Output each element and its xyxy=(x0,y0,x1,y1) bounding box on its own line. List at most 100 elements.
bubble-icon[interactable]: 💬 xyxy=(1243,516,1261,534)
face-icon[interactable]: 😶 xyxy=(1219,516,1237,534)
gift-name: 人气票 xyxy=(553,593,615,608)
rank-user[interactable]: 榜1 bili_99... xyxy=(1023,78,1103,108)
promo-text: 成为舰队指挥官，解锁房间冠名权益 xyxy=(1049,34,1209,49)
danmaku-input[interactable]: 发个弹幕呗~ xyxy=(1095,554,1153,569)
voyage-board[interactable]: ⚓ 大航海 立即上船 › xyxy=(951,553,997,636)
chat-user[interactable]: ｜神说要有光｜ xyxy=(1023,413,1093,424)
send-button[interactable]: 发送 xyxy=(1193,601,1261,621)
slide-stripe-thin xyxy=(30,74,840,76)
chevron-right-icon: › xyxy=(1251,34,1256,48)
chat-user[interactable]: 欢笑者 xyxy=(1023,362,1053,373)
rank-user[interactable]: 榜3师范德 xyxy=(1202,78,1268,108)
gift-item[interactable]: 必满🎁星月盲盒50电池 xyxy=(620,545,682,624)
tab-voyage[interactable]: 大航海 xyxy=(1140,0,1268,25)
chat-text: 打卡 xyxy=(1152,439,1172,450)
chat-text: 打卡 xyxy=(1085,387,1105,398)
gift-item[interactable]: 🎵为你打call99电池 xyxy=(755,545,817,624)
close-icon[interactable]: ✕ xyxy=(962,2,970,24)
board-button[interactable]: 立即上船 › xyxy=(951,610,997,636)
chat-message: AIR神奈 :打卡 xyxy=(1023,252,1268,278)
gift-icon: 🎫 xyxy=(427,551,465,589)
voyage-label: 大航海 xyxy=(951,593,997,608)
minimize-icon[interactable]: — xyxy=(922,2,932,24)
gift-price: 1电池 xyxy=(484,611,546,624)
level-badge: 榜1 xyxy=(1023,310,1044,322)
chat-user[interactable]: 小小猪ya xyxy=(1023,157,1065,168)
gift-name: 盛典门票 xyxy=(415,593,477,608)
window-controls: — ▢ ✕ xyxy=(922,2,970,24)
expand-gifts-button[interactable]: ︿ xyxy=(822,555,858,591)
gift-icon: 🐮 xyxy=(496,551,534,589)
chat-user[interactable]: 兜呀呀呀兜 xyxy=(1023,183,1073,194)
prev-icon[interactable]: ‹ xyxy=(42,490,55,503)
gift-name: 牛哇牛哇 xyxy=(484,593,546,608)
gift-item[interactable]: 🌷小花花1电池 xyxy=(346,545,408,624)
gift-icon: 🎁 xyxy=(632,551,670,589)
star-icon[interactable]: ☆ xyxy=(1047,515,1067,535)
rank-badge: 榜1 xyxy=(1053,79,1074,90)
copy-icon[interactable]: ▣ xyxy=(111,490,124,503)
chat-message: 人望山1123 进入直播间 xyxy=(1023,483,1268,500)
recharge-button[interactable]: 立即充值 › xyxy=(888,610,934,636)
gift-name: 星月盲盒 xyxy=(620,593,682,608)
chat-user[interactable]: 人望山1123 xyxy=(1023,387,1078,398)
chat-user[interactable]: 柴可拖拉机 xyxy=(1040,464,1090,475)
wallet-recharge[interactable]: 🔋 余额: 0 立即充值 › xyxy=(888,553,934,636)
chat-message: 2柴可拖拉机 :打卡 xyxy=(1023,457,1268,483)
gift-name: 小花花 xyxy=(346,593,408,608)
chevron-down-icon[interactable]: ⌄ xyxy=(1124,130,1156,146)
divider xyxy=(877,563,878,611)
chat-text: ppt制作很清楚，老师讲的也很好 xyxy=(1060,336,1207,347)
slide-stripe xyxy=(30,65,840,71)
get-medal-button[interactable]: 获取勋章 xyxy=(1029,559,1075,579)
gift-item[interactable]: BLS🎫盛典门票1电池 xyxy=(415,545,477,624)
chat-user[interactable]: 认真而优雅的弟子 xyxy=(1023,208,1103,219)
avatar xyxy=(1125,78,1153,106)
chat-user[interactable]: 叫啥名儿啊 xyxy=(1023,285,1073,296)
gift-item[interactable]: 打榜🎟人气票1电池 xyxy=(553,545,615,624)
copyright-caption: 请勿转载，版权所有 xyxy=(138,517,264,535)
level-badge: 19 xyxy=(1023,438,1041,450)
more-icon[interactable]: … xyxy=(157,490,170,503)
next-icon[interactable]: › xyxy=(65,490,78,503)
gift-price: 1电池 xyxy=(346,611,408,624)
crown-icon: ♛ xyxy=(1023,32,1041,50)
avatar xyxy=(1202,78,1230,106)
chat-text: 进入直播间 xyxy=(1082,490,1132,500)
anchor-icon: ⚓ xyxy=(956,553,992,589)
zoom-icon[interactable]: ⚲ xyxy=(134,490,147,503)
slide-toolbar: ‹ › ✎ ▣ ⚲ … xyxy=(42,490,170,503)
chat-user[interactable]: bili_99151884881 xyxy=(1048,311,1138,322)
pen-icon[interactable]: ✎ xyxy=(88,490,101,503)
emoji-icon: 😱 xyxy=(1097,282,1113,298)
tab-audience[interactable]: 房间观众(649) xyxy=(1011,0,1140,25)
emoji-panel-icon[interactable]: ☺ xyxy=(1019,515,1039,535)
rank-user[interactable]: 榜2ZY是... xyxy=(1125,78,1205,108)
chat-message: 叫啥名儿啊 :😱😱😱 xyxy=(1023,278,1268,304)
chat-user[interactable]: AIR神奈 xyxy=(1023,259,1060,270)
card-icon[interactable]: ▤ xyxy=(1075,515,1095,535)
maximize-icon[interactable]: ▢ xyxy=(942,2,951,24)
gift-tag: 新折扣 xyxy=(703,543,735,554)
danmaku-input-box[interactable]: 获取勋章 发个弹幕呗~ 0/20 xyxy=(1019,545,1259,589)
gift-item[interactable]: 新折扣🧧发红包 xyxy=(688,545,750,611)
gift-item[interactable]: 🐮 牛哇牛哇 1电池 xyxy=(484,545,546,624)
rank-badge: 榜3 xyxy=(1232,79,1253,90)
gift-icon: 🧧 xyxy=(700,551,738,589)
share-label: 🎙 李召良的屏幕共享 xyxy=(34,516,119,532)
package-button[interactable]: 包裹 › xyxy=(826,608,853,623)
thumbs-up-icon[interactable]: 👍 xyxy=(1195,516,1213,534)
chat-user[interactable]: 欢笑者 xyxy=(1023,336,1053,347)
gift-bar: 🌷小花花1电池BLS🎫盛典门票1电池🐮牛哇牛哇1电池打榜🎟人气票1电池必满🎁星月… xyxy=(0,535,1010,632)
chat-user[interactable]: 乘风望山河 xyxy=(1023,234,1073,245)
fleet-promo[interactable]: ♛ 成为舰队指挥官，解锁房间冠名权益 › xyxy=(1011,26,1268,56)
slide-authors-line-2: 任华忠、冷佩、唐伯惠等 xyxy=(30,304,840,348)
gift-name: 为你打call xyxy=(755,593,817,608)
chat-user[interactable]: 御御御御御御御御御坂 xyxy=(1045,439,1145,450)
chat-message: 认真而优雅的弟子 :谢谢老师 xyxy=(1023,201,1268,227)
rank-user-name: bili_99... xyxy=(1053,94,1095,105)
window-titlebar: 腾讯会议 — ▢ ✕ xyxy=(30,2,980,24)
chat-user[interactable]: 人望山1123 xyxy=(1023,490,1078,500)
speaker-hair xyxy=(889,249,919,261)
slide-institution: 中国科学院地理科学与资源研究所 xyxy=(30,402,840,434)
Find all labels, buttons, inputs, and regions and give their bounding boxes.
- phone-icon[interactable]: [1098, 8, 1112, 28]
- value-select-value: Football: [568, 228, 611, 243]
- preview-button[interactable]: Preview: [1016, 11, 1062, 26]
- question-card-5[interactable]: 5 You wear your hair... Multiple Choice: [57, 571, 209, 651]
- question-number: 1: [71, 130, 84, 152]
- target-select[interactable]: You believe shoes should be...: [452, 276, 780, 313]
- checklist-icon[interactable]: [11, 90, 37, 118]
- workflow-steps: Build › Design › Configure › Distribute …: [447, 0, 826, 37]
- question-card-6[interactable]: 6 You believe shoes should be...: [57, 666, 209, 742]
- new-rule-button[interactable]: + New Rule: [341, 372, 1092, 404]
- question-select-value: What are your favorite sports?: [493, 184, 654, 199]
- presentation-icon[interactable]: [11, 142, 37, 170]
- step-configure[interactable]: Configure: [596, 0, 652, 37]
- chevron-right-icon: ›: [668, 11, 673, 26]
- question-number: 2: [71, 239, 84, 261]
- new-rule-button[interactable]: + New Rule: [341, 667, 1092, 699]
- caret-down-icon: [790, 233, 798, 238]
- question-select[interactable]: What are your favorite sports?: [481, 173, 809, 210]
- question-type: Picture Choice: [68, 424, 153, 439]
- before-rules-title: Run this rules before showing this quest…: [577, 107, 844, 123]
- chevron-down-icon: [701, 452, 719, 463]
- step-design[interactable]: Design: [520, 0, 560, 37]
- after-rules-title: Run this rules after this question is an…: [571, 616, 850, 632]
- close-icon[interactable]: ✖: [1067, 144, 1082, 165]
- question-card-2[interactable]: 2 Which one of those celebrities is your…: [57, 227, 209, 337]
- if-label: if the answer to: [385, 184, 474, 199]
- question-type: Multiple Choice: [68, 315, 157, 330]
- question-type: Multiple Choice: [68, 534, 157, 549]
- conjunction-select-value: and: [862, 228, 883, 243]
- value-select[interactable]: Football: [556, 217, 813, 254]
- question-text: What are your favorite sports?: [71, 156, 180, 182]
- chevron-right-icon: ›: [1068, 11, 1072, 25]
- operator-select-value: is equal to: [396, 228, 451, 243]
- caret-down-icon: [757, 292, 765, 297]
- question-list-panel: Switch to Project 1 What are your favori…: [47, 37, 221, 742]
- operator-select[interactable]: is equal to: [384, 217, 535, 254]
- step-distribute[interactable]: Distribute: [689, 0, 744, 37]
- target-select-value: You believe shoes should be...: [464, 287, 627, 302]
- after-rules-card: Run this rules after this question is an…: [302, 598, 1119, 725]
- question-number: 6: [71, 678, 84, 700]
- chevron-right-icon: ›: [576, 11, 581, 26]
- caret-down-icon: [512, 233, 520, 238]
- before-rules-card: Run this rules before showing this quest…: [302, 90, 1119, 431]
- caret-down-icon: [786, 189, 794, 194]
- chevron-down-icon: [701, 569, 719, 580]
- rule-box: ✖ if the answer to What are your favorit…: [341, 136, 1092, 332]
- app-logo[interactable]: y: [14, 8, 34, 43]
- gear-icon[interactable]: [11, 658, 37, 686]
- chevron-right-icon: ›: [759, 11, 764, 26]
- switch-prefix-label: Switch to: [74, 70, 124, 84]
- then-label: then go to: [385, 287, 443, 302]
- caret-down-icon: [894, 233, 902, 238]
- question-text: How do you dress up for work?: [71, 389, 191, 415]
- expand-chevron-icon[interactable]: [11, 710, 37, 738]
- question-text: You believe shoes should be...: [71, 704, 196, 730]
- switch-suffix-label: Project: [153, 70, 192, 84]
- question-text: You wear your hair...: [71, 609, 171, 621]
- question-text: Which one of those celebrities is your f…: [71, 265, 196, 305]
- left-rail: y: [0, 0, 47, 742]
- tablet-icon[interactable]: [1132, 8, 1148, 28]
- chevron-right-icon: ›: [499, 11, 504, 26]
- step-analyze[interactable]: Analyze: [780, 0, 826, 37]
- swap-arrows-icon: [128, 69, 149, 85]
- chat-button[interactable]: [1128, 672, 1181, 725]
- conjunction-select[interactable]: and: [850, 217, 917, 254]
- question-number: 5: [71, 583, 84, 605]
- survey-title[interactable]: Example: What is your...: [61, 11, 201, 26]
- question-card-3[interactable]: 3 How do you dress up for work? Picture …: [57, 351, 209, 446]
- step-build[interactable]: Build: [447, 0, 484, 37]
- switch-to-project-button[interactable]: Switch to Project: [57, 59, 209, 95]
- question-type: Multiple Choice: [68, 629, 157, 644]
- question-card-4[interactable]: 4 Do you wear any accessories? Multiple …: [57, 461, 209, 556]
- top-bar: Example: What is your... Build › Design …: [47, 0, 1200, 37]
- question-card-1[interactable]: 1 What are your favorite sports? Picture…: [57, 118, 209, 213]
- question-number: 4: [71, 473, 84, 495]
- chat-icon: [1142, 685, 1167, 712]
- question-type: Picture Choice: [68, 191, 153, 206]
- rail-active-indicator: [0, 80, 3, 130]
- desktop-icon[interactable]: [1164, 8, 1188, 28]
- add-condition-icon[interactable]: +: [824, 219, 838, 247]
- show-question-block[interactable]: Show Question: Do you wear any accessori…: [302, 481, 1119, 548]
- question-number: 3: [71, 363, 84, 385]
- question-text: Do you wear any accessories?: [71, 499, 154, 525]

= = = = = = =

• **Objetivo del ejercicio**: Reproduce sin cambios el tramo de los datos que va desde el comienzo hasta la línea que contiene «promo-text: 成为舰队指挥官，解锁房间冠名权益 xyxy=(1049,34,1209,49)», con ambos extremos incluidos.

• **Ejercicio resuelto**:
Output each element and its xyxy=(x0,y0,x1,y1) bounding box on its own line. List at most 100 elements.
bubble-icon[interactable]: 💬 xyxy=(1243,516,1261,534)
face-icon[interactable]: 😶 xyxy=(1219,516,1237,534)
gift-name: 人气票 xyxy=(553,593,615,608)
rank-user[interactable]: 榜1 bili_99... xyxy=(1023,78,1103,108)
promo-text: 成为舰队指挥官，解锁房间冠名权益 xyxy=(1049,34,1209,49)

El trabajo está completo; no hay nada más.